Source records

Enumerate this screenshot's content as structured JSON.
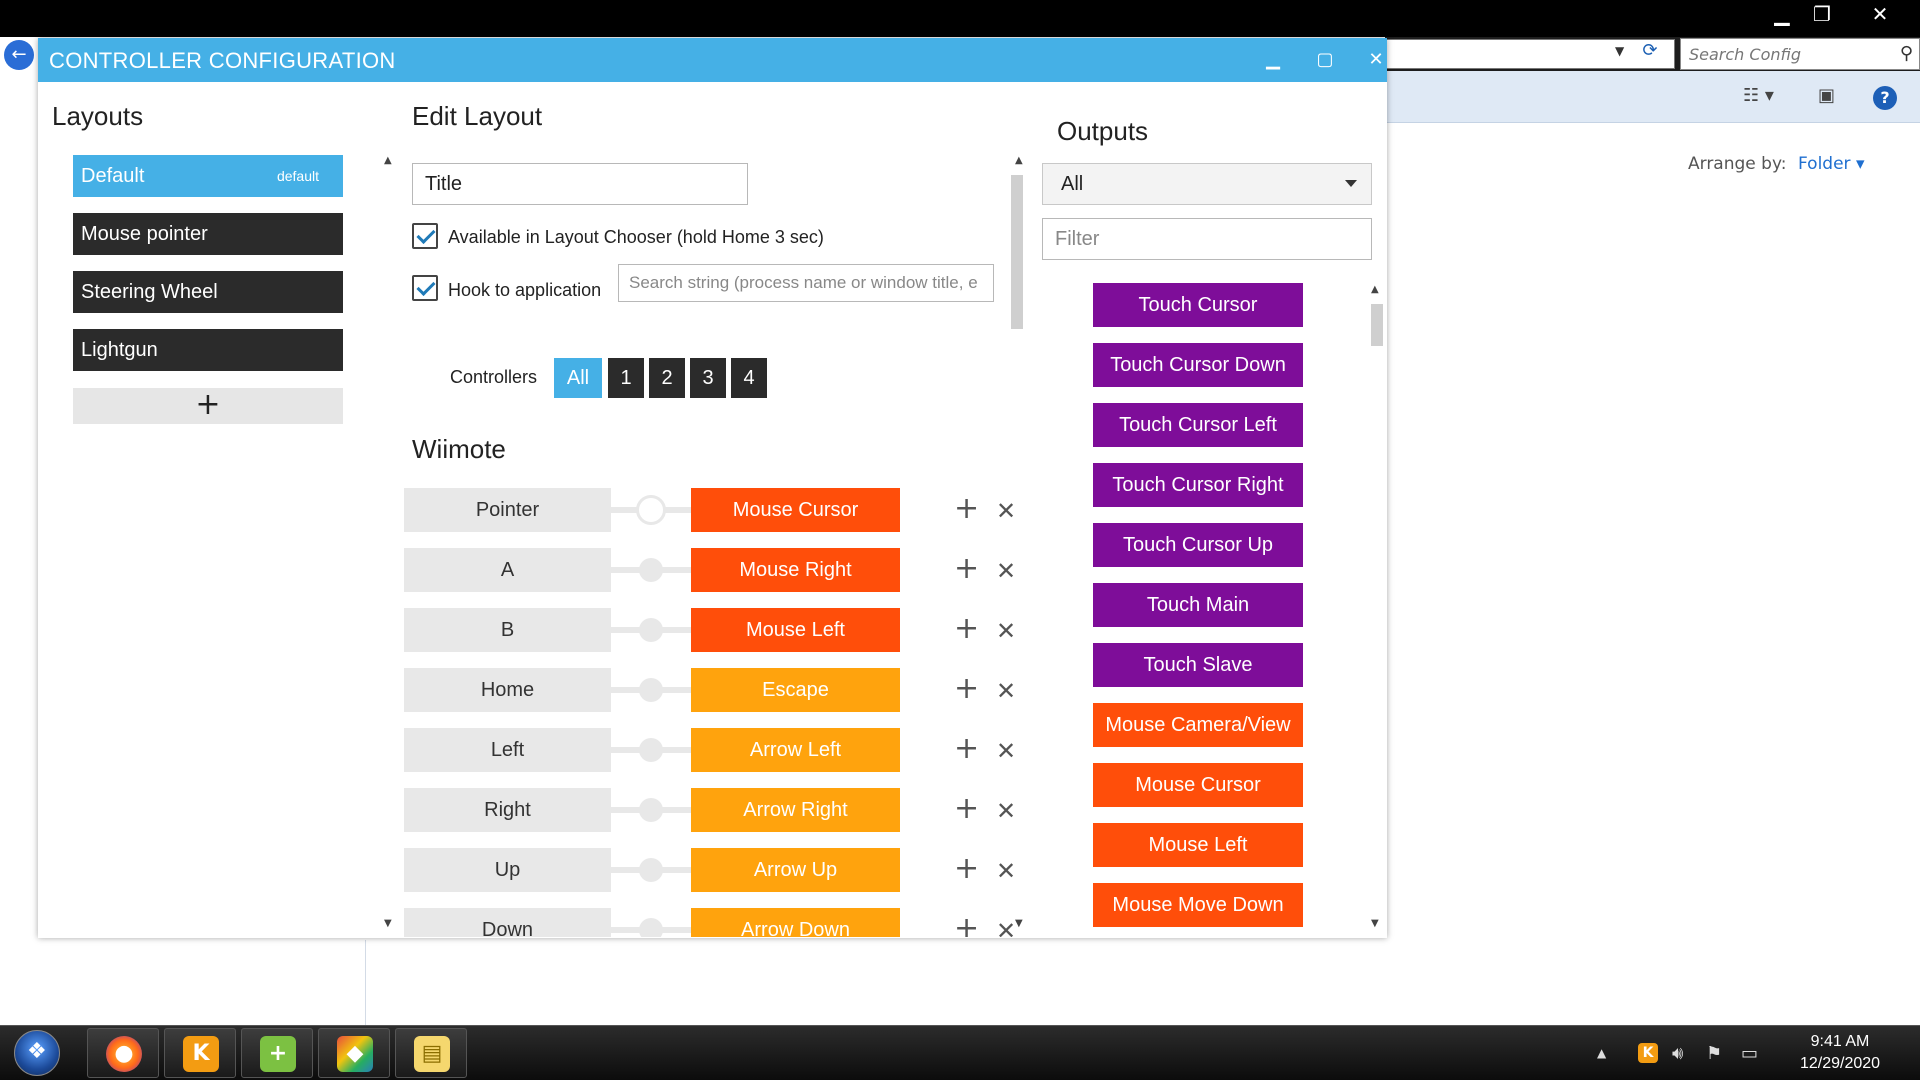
{
  "window": {
    "title": "CONTROLLER CONFIGURATION",
    "minimize_icon": "minimize-icon",
    "maximize_icon": "maximize-icon",
    "close_icon": "close-icon"
  },
  "background_window": {
    "search_placeholder": "Search Config",
    "arrange_label": "Arrange by:",
    "arrange_value": "Folder"
  },
  "layouts": {
    "heading": "Layouts",
    "items": [
      {
        "label": "Default",
        "tag": "default",
        "active": true
      },
      {
        "label": "Mouse pointer"
      },
      {
        "label": "Steering Wheel"
      },
      {
        "label": "Lightgun"
      }
    ],
    "add_label": "+"
  },
  "edit_layout": {
    "heading": "Edit Layout",
    "title_value": "Title",
    "available_label": "Available in Layout Chooser (hold Home 3 sec)",
    "available_checked": true,
    "hook_label": "Hook to application",
    "hook_checked": true,
    "hook_placeholder": "Search string (process name or window title, e",
    "controllers_label": "Controllers",
    "controllers": [
      "All",
      "1",
      "2",
      "3",
      "4"
    ],
    "controllers_selected": "All"
  },
  "wiimote": {
    "heading": "Wiimote",
    "mappings": [
      {
        "input": "Pointer",
        "output": "Mouse Cursor",
        "color": "#ff4e0a"
      },
      {
        "input": "A",
        "output": "Mouse Right",
        "color": "#ff4e0a"
      },
      {
        "input": "B",
        "output": "Mouse Left",
        "color": "#ff4e0a"
      },
      {
        "input": "Home",
        "output": "Escape",
        "color": "#ffa30d"
      },
      {
        "input": "Left",
        "output": "Arrow Left",
        "color": "#ffa30d"
      },
      {
        "input": "Right",
        "output": "Arrow Right",
        "color": "#ffa30d"
      },
      {
        "input": "Up",
        "output": "Arrow Up",
        "color": "#ffa30d"
      },
      {
        "input": "Down",
        "output": "Arrow Down",
        "color": "#ffa30d"
      }
    ]
  },
  "outputs": {
    "heading": "Outputs",
    "filter_value": "All",
    "filter_placeholder": "Filter",
    "items": [
      {
        "label": "Touch Cursor",
        "color": "#7e0d99"
      },
      {
        "label": "Touch Cursor Down",
        "color": "#7e0d99"
      },
      {
        "label": "Touch Cursor Left",
        "color": "#7e0d99"
      },
      {
        "label": "Touch Cursor Right",
        "color": "#7e0d99"
      },
      {
        "label": "Touch Cursor Up",
        "color": "#7e0d99"
      },
      {
        "label": "Touch Main",
        "color": "#7e0d99"
      },
      {
        "label": "Touch Slave",
        "color": "#7e0d99"
      },
      {
        "label": "Mouse Camera/View",
        "color": "#ff4e0a"
      },
      {
        "label": "Mouse Cursor",
        "color": "#ff4e0a"
      },
      {
        "label": "Mouse Left",
        "color": "#ff4e0a"
      },
      {
        "label": "Mouse Move Down",
        "color": "#ff4e0a"
      }
    ]
  },
  "taskbar": {
    "apps": [
      "firefox-icon",
      "kodi-gamepad-icon",
      "green-plus-app-icon",
      "rubiks-cube-icon",
      "file-explorer-icon"
    ],
    "time": "9:41 AM",
    "date": "12/29/2020"
  }
}
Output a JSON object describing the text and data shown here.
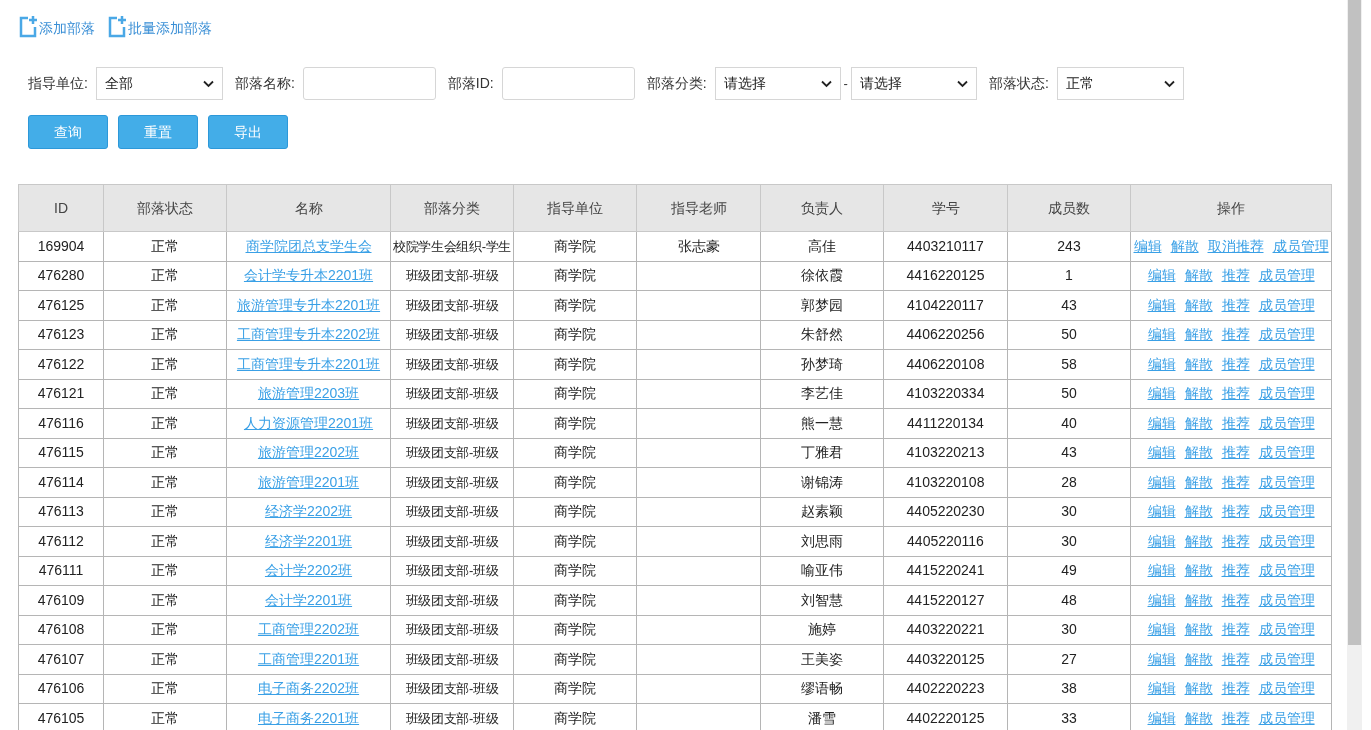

• _Goal of the exercise_
Your copy of the data above should match it exactly, except that pictures are left out.

• _Reply_
Enumerate this screenshot's content as structured JSON.
{
  "window": {
    "title": "CONTROLLER CONFIGURATION",
    "minimize_icon": "minimize-icon",
    "maximize_icon": "maximize-icon",
    "close_icon": "close-icon"
  },
  "background_window": {
    "search_placeholder": "Search Config",
    "arrange_label": "Arrange by:",
    "arrange_value": "Folder"
  },
  "layouts": {
    "heading": "Layouts",
    "items": [
      {
        "label": "Default",
        "tag": "default",
        "active": true
      },
      {
        "label": "Mouse pointer"
      },
      {
        "label": "Steering Wheel"
      },
      {
        "label": "Lightgun"
      }
    ],
    "add_label": "+"
  },
  "edit_layout": {
    "heading": "Edit Layout",
    "title_value": "Title",
    "available_label": "Available in Layout Chooser (hold Home 3 sec)",
    "available_checked": true,
    "hook_label": "Hook to application",
    "hook_checked": true,
    "hook_placeholder": "Search string (process name or window title, e",
    "controllers_label": "Controllers",
    "controllers": [
      "All",
      "1",
      "2",
      "3",
      "4"
    ],
    "controllers_selected": "All"
  },
  "wiimote": {
    "heading": "Wiimote",
    "mappings": [
      {
        "input": "Pointer",
        "output": "Mouse Cursor",
        "color": "#ff4e0a"
      },
      {
        "input": "A",
        "output": "Mouse Right",
        "color": "#ff4e0a"
      },
      {
        "input": "B",
        "output": "Mouse Left",
        "color": "#ff4e0a"
      },
      {
        "input": "Home",
        "output": "Escape",
        "color": "#ffa30d"
      },
      {
        "input": "Left",
        "output": "Arrow Left",
        "color": "#ffa30d"
      },
      {
        "input": "Right",
        "output": "Arrow Right",
        "color": "#ffa30d"
      },
      {
        "input": "Up",
        "output": "Arrow Up",
        "color": "#ffa30d"
      },
      {
        "input": "Down",
        "output": "Arrow Down",
        "color": "#ffa30d"
      }
    ]
  },
  "outputs": {
    "heading": "Outputs",
    "filter_value": "All",
    "filter_placeholder": "Filter",
    "items": [
      {
        "label": "Touch Cursor",
        "color": "#7e0d99"
      },
      {
        "label": "Touch Cursor Down",
        "color": "#7e0d99"
      },
      {
        "label": "Touch Cursor Left",
        "color": "#7e0d99"
      },
      {
        "label": "Touch Cursor Right",
        "color": "#7e0d99"
      },
      {
        "label": "Touch Cursor Up",
        "color": "#7e0d99"
      },
      {
        "label": "Touch Main",
        "color": "#7e0d99"
      },
      {
        "label": "Touch Slave",
        "color": "#7e0d99"
      },
      {
        "label": "Mouse Camera/View",
        "color": "#ff4e0a"
      },
      {
        "label": "Mouse Cursor",
        "color": "#ff4e0a"
      },
      {
        "label": "Mouse Left",
        "color": "#ff4e0a"
      },
      {
        "label": "Mouse Move Down",
        "color": "#ff4e0a"
      }
    ]
  },
  "taskbar": {
    "apps": [
      "firefox-icon",
      "kodi-gamepad-icon",
      "green-plus-app-icon",
      "rubiks-cube-icon",
      "file-explorer-icon"
    ],
    "time": "9:41 AM",
    "date": "12/29/2020"
  }
}
Output a JSON object describing the text and data shown here.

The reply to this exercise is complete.